*** SOURCE DATA Section Begins ***

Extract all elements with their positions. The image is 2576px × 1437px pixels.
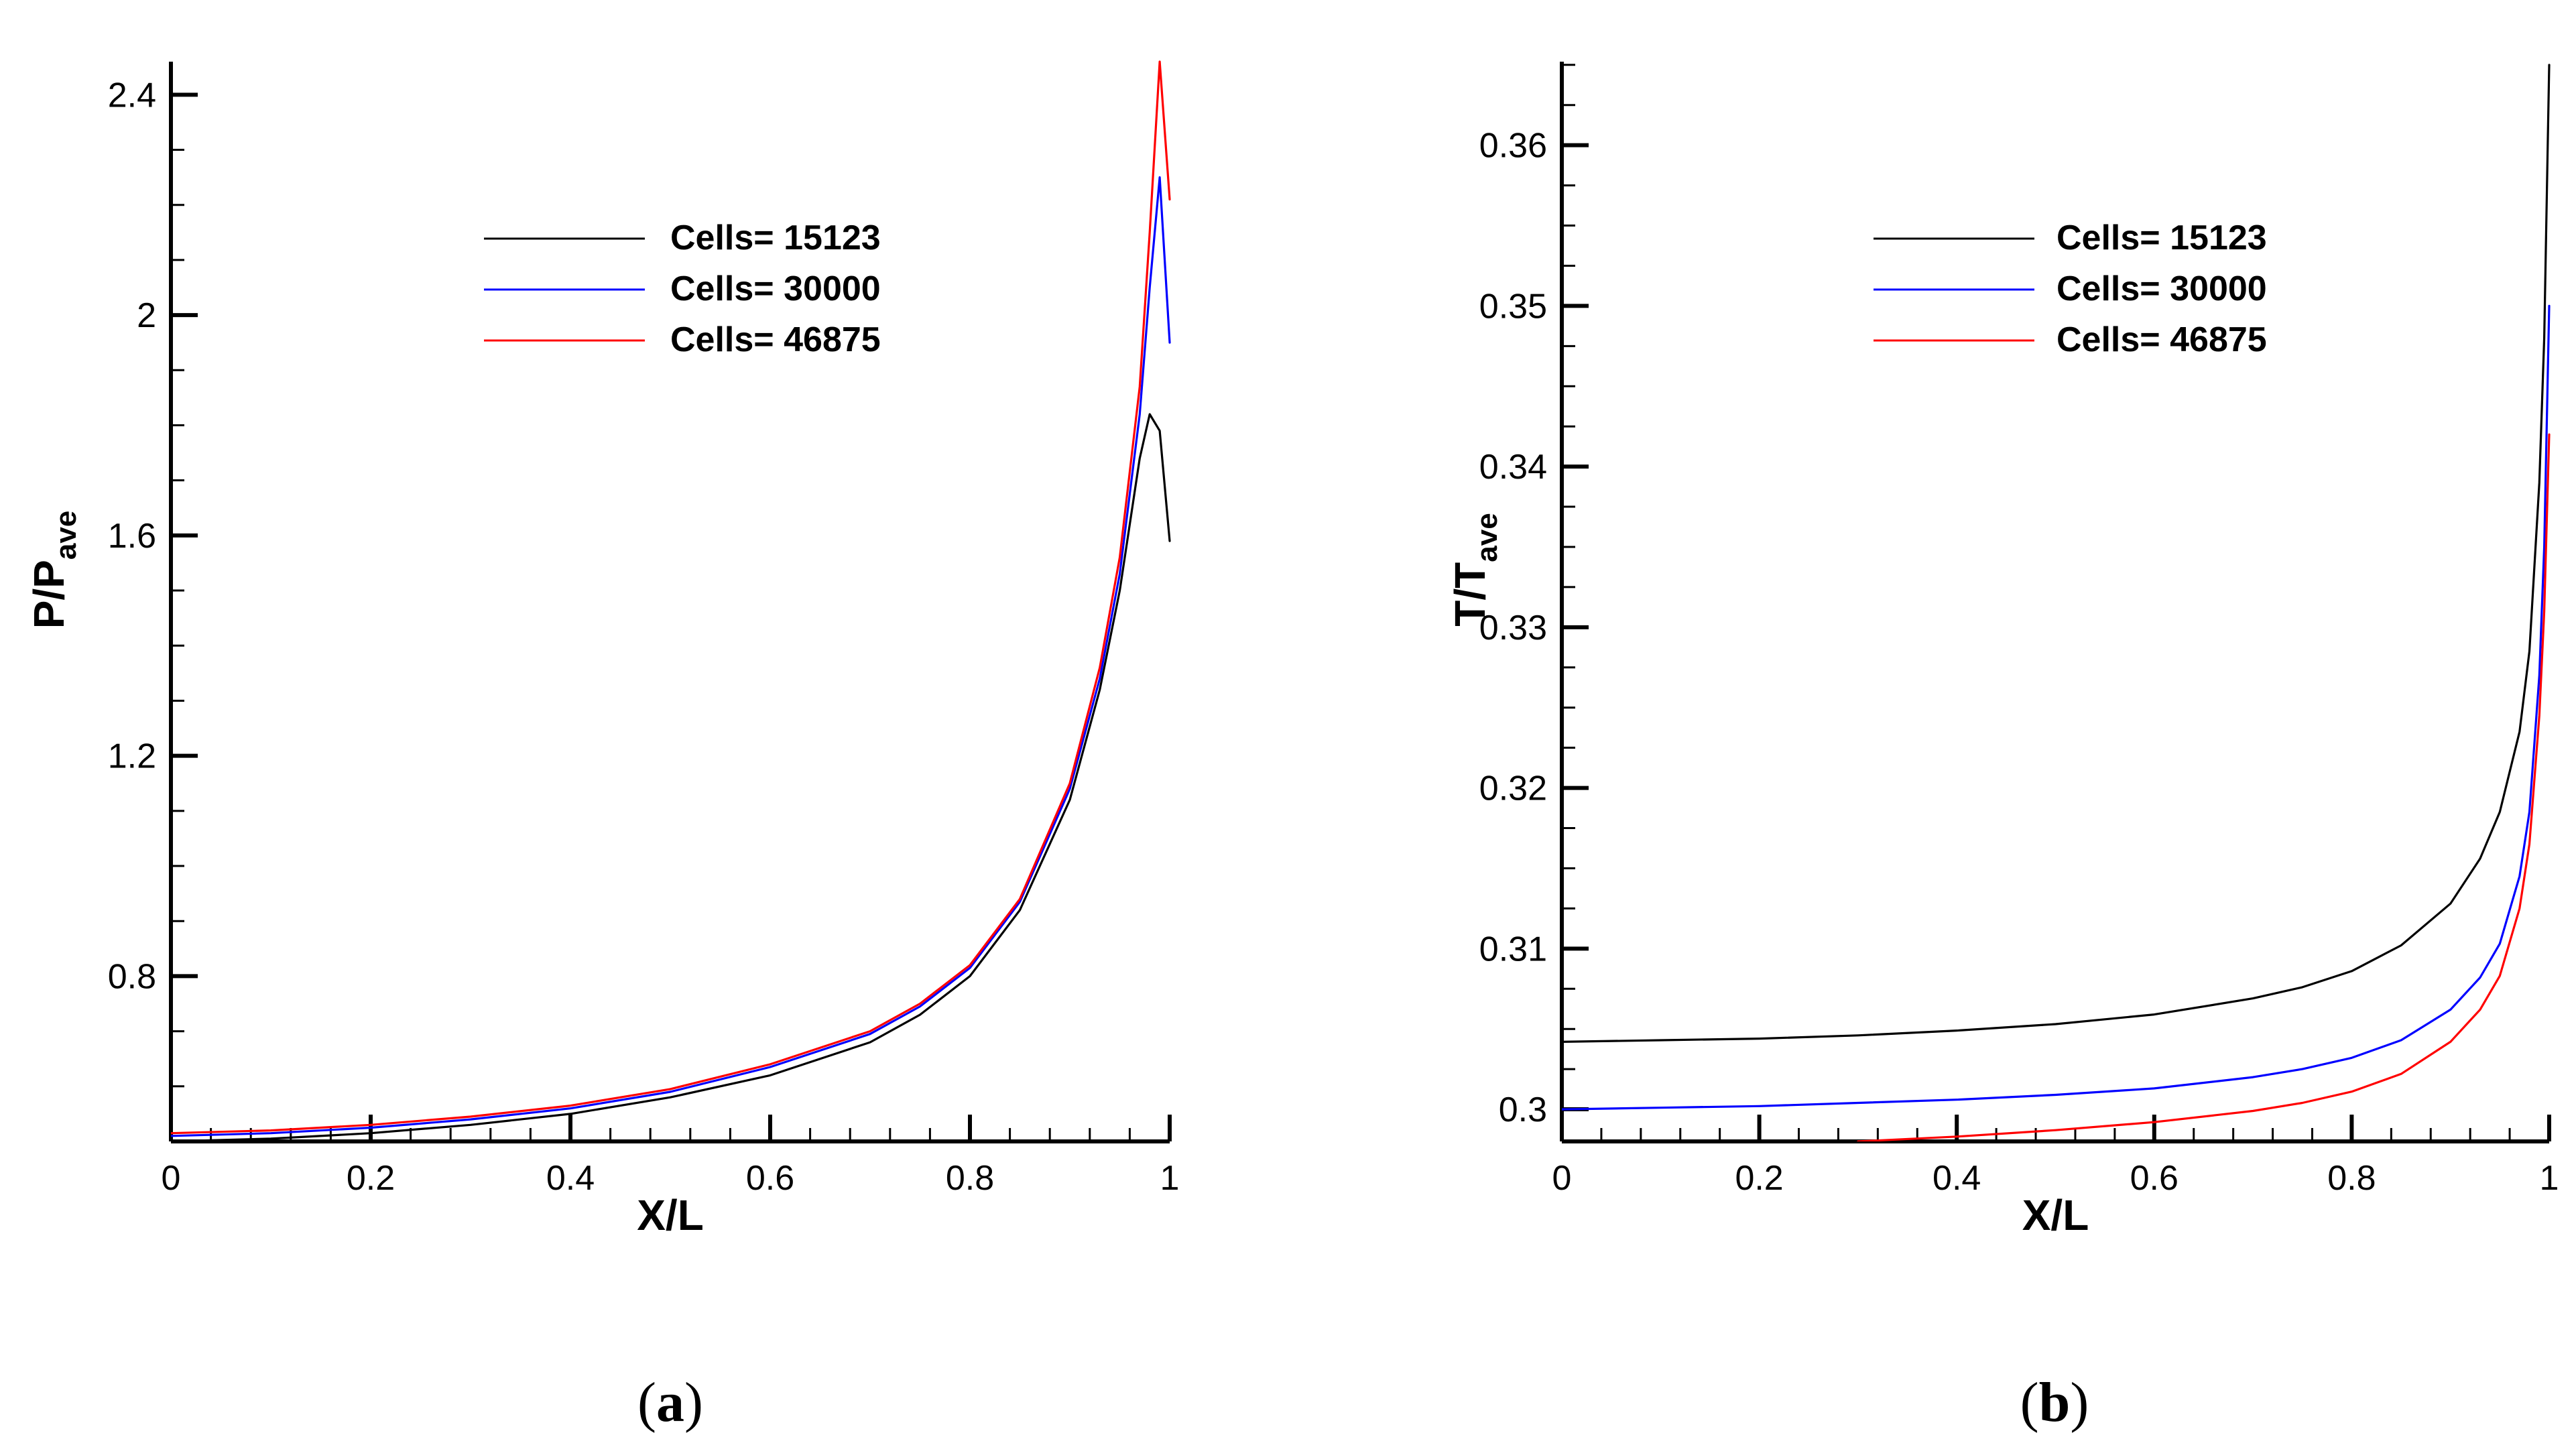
- y-tick-label: 0.33: [1479, 609, 1547, 647]
- series-line-1: [1562, 64, 2551, 1044]
- caption-paren-close: ): [684, 1371, 703, 1434]
- panel-caption: (a): [637, 1371, 703, 1434]
- x-tick-label: 1: [1160, 1159, 1180, 1198]
- y-tick-label: 2: [137, 296, 156, 335]
- series-line-2: [1562, 304, 2551, 1111]
- legend-label-3: Cells= 46875: [670, 320, 881, 359]
- y-tick-label: 2.4: [108, 76, 156, 115]
- caption-paren-open: (: [637, 1371, 656, 1434]
- y-axis-label-subscript: ave: [50, 511, 82, 560]
- chart-panel-b: 0 0.2 0.4 0.6 0.8 1 0.3 0.31 0.32 0.33 0.34 0.35 0.3…: [1446, 62, 2559, 1434]
- caption-paren-open: (: [2020, 1371, 2039, 1434]
- panel-caption: (b): [2020, 1371, 2089, 1434]
- chart-panel-a: 0 0.2 0.4 0.6 0.8 1 0.8 1.2 1.6 2 2.4 X/L P/Pave Cell…: [25, 60, 1180, 1434]
- y-axis-label-subscript: ave: [1471, 513, 1504, 562]
- series-line-1: [171, 413, 1171, 1141]
- y-tick-label: 0.32: [1479, 769, 1547, 808]
- x-tick-label: 0.8: [2327, 1159, 2376, 1198]
- x-tick-label: 0.4: [1933, 1159, 1981, 1198]
- x-tick-label: 0.8: [946, 1159, 994, 1198]
- y-axis-label: T/Tave: [1446, 513, 1504, 626]
- y-tick-label: 1.2: [108, 737, 156, 776]
- x-tick-label: 0.2: [347, 1159, 395, 1198]
- x-tick-label: 0.6: [746, 1159, 794, 1198]
- x-tick-label: 1: [2540, 1159, 2559, 1198]
- series-line-3: [1857, 433, 2551, 1141]
- x-axis-label: X/L: [2022, 1191, 2089, 1239]
- y-tick-label: 0.34: [1479, 448, 1547, 487]
- x-axis-label: X/L: [637, 1191, 704, 1239]
- legend-label-1: Cells= 15123: [2057, 218, 2267, 257]
- y-axis-label: P/Pave: [25, 511, 82, 629]
- y-tick-label: 0.3: [1499, 1090, 1547, 1129]
- x-tick-label: 0.2: [1735, 1159, 1783, 1198]
- x-tick-label: 0.4: [546, 1159, 595, 1198]
- y-axis-label-main: P/P: [25, 560, 73, 629]
- y-tick-label: 1.6: [108, 517, 156, 556]
- series-line-3: [171, 60, 1171, 1135]
- x-tick-label: 0: [1552, 1159, 1572, 1198]
- legend-label-1: Cells= 15123: [670, 218, 881, 257]
- series-line-2: [171, 176, 1171, 1137]
- legend-label-2: Cells= 30000: [670, 269, 881, 308]
- caption-paren-close: ): [2070, 1371, 2089, 1434]
- legend-label-2: Cells= 30000: [2057, 269, 2267, 308]
- series-group: [171, 60, 1171, 1141]
- y-tick-label: 0.8: [108, 957, 156, 996]
- y-axis-label-main: T/T: [1446, 562, 1494, 627]
- y-tick-label: 0.31: [1479, 930, 1547, 969]
- y-tick-label: 0.36: [1479, 127, 1547, 166]
- caption-letter: b: [2039, 1371, 2071, 1434]
- x-tick-label: 0: [162, 1159, 181, 1198]
- series-group: [1562, 64, 2551, 1141]
- caption-letter: a: [656, 1371, 684, 1434]
- x-tick-label: 0.6: [2130, 1159, 2179, 1198]
- y-tick-label: 0.35: [1479, 287, 1547, 326]
- legend-label-3: Cells= 46875: [2057, 320, 2267, 359]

*** SOURCE DATA Section Ends ***

§ **ACTIVITY**
Retype the material above exactly, images excluded.

§ **EXERCISE ANSWER**
Extract all elements with their positions. The image is 2576px × 1437px pixels.
- y-tick-label: 0.33: [1479, 609, 1547, 647]
- series-line-1: [1562, 64, 2551, 1044]
- caption-paren-close: ): [684, 1371, 703, 1434]
- panel-caption: (a): [637, 1371, 703, 1434]
- x-tick-label: 1: [1160, 1159, 1180, 1198]
- y-tick-label: 2: [137, 296, 156, 335]
- series-line-2: [1562, 304, 2551, 1111]
- legend-label-3: Cells= 46875: [670, 320, 881, 359]
- y-tick-label: 2.4: [108, 76, 156, 115]
- caption-paren-open: (: [637, 1371, 656, 1434]
- y-axis-label-subscript: ave: [50, 511, 82, 560]
- chart-panel-b: 0 0.2 0.4 0.6 0.8 1 0.3 0.31 0.32 0.33 0.34 0.35 0.3…: [1446, 62, 2559, 1434]
- caption-paren-open: (: [2020, 1371, 2039, 1434]
- panel-caption: (b): [2020, 1371, 2089, 1434]
- chart-panel-a: 0 0.2 0.4 0.6 0.8 1 0.8 1.2 1.6 2 2.4 X/L P/Pave Cell…: [25, 60, 1180, 1434]
- y-axis-label-subscript: ave: [1471, 513, 1504, 562]
- series-line-1: [171, 413, 1171, 1141]
- y-tick-label: 0.32: [1479, 769, 1547, 808]
- x-tick-label: 0.8: [2327, 1159, 2376, 1198]
- x-tick-label: 0.4: [1933, 1159, 1981, 1198]
- x-tick-label: 0.8: [946, 1159, 994, 1198]
- y-axis-label: T/Tave: [1446, 513, 1504, 626]
- y-tick-label: 1.2: [108, 737, 156, 776]
- x-tick-label: 0.2: [347, 1159, 395, 1198]
- x-tick-label: 0.6: [746, 1159, 794, 1198]
- x-tick-label: 1: [2540, 1159, 2559, 1198]
- series-line-3: [1857, 433, 2551, 1141]
- x-axis-label: X/L: [2022, 1191, 2089, 1239]
- y-tick-label: 0.34: [1479, 448, 1547, 487]
- x-axis-label: X/L: [637, 1191, 704, 1239]
- legend-label-1: Cells= 15123: [2057, 218, 2267, 257]
- y-axis-label: P/Pave: [25, 511, 82, 629]
- y-tick-label: 0.3: [1499, 1090, 1547, 1129]
- x-tick-label: 0.2: [1735, 1159, 1783, 1198]
- x-tick-label: 0.4: [546, 1159, 595, 1198]
- y-axis-label-main: P/P: [25, 560, 73, 629]
- y-tick-label: 1.6: [108, 517, 156, 556]
- series-line-3: [171, 60, 1171, 1135]
- x-tick-label: 0: [1552, 1159, 1572, 1198]
- legend-label-1: Cells= 15123: [670, 218, 881, 257]
- series-line-2: [171, 176, 1171, 1137]
- legend-label-2: Cells= 30000: [670, 269, 881, 308]
- caption-paren-close: ): [2070, 1371, 2089, 1434]
- legend-label-2: Cells= 30000: [2057, 269, 2267, 308]
- series-group: [171, 60, 1171, 1141]
- y-tick-label: 0.8: [108, 957, 156, 996]
- y-axis-label-main: T/T: [1446, 562, 1494, 627]
- y-tick-label: 0.31: [1479, 930, 1547, 969]
- y-tick-label: 0.36: [1479, 127, 1547, 166]
- caption-letter: b: [2039, 1371, 2071, 1434]
- x-tick-label: 0: [162, 1159, 181, 1198]
- series-group: [1562, 64, 2551, 1141]
- caption-letter: a: [656, 1371, 684, 1434]
- x-tick-label: 0.6: [2130, 1159, 2179, 1198]
- y-tick-label: 0.35: [1479, 287, 1547, 326]
- legend-label-3: Cells= 46875: [2057, 320, 2267, 359]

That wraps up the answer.